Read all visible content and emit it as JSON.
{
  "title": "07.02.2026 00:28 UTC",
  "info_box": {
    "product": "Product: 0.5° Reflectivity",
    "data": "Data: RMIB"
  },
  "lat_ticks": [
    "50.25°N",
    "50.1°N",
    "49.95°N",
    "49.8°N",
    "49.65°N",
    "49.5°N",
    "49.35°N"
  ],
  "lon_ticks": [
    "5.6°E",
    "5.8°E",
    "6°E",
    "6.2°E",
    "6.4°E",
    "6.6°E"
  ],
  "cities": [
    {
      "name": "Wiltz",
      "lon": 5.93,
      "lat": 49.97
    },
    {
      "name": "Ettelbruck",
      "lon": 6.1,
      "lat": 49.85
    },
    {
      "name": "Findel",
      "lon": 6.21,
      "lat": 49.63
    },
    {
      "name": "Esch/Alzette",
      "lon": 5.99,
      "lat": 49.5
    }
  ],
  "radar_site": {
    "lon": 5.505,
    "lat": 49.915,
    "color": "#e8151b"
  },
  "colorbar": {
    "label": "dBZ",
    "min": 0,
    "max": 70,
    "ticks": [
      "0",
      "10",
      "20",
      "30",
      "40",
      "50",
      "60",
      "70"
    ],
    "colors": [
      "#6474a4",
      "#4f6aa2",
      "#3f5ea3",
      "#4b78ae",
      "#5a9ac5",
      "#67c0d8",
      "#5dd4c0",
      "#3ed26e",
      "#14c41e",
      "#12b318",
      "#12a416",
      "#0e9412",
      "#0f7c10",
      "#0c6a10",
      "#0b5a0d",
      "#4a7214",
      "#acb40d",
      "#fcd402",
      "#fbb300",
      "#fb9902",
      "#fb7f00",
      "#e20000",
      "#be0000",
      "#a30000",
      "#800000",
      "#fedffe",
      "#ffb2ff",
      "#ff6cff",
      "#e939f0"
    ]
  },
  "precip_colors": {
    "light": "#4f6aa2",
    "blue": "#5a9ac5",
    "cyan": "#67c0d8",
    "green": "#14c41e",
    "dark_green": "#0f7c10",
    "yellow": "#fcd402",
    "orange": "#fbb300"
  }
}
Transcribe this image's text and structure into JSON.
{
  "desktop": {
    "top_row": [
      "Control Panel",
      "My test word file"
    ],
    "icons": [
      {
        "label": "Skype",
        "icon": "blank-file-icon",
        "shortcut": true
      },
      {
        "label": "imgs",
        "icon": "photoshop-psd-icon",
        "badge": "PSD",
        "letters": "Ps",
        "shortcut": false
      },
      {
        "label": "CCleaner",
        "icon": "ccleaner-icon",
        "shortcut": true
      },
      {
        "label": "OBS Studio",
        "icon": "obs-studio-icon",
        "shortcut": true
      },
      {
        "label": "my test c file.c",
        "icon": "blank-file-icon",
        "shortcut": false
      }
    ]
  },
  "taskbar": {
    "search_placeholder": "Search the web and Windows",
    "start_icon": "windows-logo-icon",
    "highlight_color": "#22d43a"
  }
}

◆ ◆ ◆ ◆ ◆

**Aim:**
Reproduce every record above exactly as it appears.

**Answer to this task:**
Read all visible content and emit it as JSON.
{
  "title": "07.02.2026 00:28 UTC",
  "info_box": {
    "product": "Product: 0.5° Reflectivity",
    "data": "Data: RMIB"
  },
  "lat_ticks": [
    "50.25°N",
    "50.1°N",
    "49.95°N",
    "49.8°N",
    "49.65°N",
    "49.5°N",
    "49.35°N"
  ],
  "lon_ticks": [
    "5.6°E",
    "5.8°E",
    "6°E",
    "6.2°E",
    "6.4°E",
    "6.6°E"
  ],
  "cities": [
    {
      "name": "Wiltz",
      "lon": 5.93,
      "lat": 49.97
    },
    {
      "name": "Ettelbruck",
      "lon": 6.1,
      "lat": 49.85
    },
    {
      "name": "Findel",
      "lon": 6.21,
      "lat": 49.63
    },
    {
      "name": "Esch/Alzette",
      "lon": 5.99,
      "lat": 49.5
    }
  ],
  "radar_site": {
    "lon": 5.505,
    "lat": 49.915,
    "color": "#e8151b"
  },
  "colorbar": {
    "label": "dBZ",
    "min": 0,
    "max": 70,
    "ticks": [
      "0",
      "10",
      "20",
      "30",
      "40",
      "50",
      "60",
      "70"
    ],
    "colors": [
      "#6474a4",
      "#4f6aa2",
      "#3f5ea3",
      "#4b78ae",
      "#5a9ac5",
      "#67c0d8",
      "#5dd4c0",
      "#3ed26e",
      "#14c41e",
      "#12b318",
      "#12a416",
      "#0e9412",
      "#0f7c10",
      "#0c6a10",
      "#0b5a0d",
      "#4a7214",
      "#acb40d",
      "#fcd402",
      "#fbb300",
      "#fb9902",
      "#fb7f00",
      "#e20000",
      "#be0000",
      "#a30000",
      "#800000",
      "#fedffe",
      "#ffb2ff",
      "#ff6cff",
      "#e939f0"
    ]
  },
  "precip_colors": {
    "light": "#4f6aa2",
    "blue": "#5a9ac5",
    "cyan": "#67c0d8",
    "green": "#14c41e",
    "dark_green": "#0f7c10",
    "yellow": "#fcd402",
    "orange": "#fbb300"
  }
}
Transcribe this image's text and structure into JSON.
{
  "desktop": {
    "top_row": [
      "Control Panel",
      "My test word file"
    ],
    "icons": [
      {
        "label": "Skype",
        "icon": "blank-file-icon",
        "shortcut": true
      },
      {
        "label": "imgs",
        "icon": "photoshop-psd-icon",
        "badge": "PSD",
        "letters": "Ps",
        "shortcut": false
      },
      {
        "label": "CCleaner",
        "icon": "ccleaner-icon",
        "shortcut": true
      },
      {
        "label": "OBS Studio",
        "icon": "obs-studio-icon",
        "shortcut": true
      },
      {
        "label": "my test c file.c",
        "icon": "blank-file-icon",
        "shortcut": false
      }
    ]
  },
  "taskbar": {
    "search_placeholder": "Search the web and Windows",
    "start_icon": "windows-logo-icon",
    "highlight_color": "#22d43a"
  }
}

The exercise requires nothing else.